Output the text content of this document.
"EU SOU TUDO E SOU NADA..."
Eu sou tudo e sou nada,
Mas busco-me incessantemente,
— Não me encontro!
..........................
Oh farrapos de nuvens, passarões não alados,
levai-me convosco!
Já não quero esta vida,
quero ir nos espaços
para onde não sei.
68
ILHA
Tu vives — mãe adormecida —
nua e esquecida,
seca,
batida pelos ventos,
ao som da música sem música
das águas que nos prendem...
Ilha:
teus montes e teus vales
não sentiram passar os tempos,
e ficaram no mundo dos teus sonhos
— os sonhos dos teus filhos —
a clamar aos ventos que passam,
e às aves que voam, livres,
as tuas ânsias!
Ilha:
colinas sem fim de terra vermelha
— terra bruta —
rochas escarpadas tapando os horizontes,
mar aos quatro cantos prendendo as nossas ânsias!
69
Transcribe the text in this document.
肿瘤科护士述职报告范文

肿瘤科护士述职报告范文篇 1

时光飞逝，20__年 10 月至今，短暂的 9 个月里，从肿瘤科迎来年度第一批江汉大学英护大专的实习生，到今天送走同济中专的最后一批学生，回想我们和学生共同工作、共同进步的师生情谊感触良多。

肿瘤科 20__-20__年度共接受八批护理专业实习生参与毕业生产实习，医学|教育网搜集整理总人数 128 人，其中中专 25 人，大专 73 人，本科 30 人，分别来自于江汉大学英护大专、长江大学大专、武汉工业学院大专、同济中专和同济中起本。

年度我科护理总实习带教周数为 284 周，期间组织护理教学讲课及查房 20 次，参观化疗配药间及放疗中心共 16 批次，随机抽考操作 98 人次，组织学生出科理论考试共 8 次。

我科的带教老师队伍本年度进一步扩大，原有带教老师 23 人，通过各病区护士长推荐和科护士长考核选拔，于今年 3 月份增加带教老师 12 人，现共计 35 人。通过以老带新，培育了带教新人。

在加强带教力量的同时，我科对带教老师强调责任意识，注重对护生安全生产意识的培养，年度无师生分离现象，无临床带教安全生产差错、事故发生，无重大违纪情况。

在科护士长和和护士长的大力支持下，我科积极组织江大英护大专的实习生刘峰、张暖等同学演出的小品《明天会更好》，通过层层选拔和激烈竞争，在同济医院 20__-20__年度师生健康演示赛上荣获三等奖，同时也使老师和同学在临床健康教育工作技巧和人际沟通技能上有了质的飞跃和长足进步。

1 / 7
************
▶ [Problem]
From the data above, copy out every line with the string "ventos" in it.

▶ [Complete response]
batida pelos ventos,
a clamar aos ventos que passam,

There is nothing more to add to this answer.